> [Do this] Print the listing that follows, character for character.

> [Source records]
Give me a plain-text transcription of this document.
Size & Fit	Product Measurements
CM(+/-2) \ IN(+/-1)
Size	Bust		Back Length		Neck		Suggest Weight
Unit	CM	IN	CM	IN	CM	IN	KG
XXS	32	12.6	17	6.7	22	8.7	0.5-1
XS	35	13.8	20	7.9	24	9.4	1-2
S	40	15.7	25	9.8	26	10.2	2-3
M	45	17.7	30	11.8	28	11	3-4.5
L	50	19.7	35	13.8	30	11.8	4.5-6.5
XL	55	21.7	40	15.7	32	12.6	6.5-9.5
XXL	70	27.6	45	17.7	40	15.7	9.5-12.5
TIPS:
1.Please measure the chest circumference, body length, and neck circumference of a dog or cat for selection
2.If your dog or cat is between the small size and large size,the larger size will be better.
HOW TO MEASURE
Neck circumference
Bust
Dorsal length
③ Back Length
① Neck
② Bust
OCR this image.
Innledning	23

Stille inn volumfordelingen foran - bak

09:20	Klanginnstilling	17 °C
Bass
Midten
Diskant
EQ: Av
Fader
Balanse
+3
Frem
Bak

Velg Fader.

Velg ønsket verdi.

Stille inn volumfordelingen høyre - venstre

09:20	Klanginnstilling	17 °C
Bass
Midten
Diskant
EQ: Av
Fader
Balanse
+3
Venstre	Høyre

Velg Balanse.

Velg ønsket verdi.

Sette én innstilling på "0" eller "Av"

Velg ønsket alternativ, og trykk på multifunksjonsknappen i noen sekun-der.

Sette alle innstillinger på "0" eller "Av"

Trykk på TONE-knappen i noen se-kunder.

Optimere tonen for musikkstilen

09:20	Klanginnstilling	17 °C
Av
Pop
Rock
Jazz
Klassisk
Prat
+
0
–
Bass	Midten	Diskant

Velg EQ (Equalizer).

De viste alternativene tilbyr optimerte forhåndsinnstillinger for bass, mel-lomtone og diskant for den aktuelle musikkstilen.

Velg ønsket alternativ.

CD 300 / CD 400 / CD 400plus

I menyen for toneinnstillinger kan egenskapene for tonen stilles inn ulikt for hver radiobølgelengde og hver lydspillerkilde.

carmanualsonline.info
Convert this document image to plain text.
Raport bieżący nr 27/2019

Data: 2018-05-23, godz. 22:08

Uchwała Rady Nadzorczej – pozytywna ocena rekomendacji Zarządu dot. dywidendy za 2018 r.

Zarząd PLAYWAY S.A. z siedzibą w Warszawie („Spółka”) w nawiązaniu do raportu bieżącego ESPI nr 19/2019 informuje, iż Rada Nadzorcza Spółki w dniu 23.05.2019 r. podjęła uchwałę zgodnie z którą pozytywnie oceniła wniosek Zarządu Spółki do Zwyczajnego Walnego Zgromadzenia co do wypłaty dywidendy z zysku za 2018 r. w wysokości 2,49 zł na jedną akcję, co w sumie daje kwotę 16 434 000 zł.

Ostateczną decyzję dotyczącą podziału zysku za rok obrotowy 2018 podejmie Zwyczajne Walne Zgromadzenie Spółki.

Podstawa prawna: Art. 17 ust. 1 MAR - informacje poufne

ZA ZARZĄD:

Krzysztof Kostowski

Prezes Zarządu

> [Exercise result]
Give me a plain-text transcription of this document.
Size & Fit	Product Measurements
CM(+/-2) \ IN(+/-1)
Size	Bust		Back Length		Neck		Suggest Weight
Unit	CM	IN	CM	IN	CM	IN	KG
XXS	32	12.6	17	6.7	22	8.7	0.5-1
XS	35	13.8	20	7.9	24	9.4	1-2
S	40	15.7	25	9.8	26	10.2	2-3
M	45	17.7	30	11.8	28	11	3-4.5
L	50	19.7	35	13.8	30	11.8	4.5-6.5
XL	55	21.7	40	15.7	32	12.6	6.5-9.5
XXL	70	27.6	45	17.7	40	15.7	9.5-12.5
TIPS:
1.Please measure the chest circumference, body length, and neck circumference of a dog or cat for selection
2.If your dog or cat is between the small size and large size,the larger size will be better.
HOW TO MEASURE
Neck circumference
Bust
Dorsal length
③ Back Length
① Neck
② Bust
OCR this image.
Innledning	23

Stille inn volumfordelingen foran - bak

09:20	Klanginnstilling	17 °C
Bass
Midten
Diskant
EQ: Av
Fader
Balanse
+3
Frem
Bak

Velg Fader.

Velg ønsket verdi.

Stille inn volumfordelingen høyre - venstre

09:20	Klanginnstilling	17 °C
Bass
Midten
Diskant
EQ: Av
Fader
Balanse
+3
Venstre	Høyre

Velg Balanse.

Velg ønsket verdi.

Sette én innstilling på "0" eller "Av"

Velg ønsket alternativ, og trykk på multifunksjonsknappen i noen sekun-der.

Sette alle innstillinger på "0" eller "Av"

Trykk på TONE-knappen i noen se-kunder.

Optimere tonen for musikkstilen

09:20	Klanginnstilling	17 °C
Av
Pop
Rock
Jazz
Klassisk
Prat
+
0
–
Bass	Midten	Diskant

Velg EQ (Equalizer).

De viste alternativene tilbyr optimerte forhåndsinnstillinger for bass, mel-lomtone og diskant for den aktuelle musikkstilen.

Velg ønsket alternativ.

CD 300 / CD 400 / CD 400plus

I menyen for toneinnstillinger kan egenskapene for tonen stilles inn ulikt for hver radiobølgelengde og hver lydspillerkilde.

carmanualsonline.info
Convert this document image to plain text.
Raport bieżący nr 27/2019

Data: 2018-05-23, godz. 22:08

Uchwała Rady Nadzorczej – pozytywna ocena rekomendacji Zarządu dot. dywidendy za 2018 r.

Zarząd PLAYWAY S.A. z siedzibą w Warszawie („Spółka”) w nawiązaniu do raportu bieżącego ESPI nr 19/2019 informuje, iż Rada Nadzorcza Spółki w dniu 23.05.2019 r. podjęła uchwałę zgodnie z którą pozytywnie oceniła wniosek Zarządu Spółki do Zwyczajnego Walnego Zgromadzenia co do wypłaty dywidendy z zysku za 2018 r. w wysokości 2,49 zł na jedną akcję, co w sumie daje kwotę 16 434 000 zł.

Ostateczną decyzję dotyczącą podziału zysku za rok obrotowy 2018 podejmie Zwyczajne Walne Zgromadzenie Spółki.

Podstawa prawna: Art. 17 ust. 1 MAR - informacje poufne

ZA ZARZĄD:

Krzysztof Kostowski

Prezes Zarządu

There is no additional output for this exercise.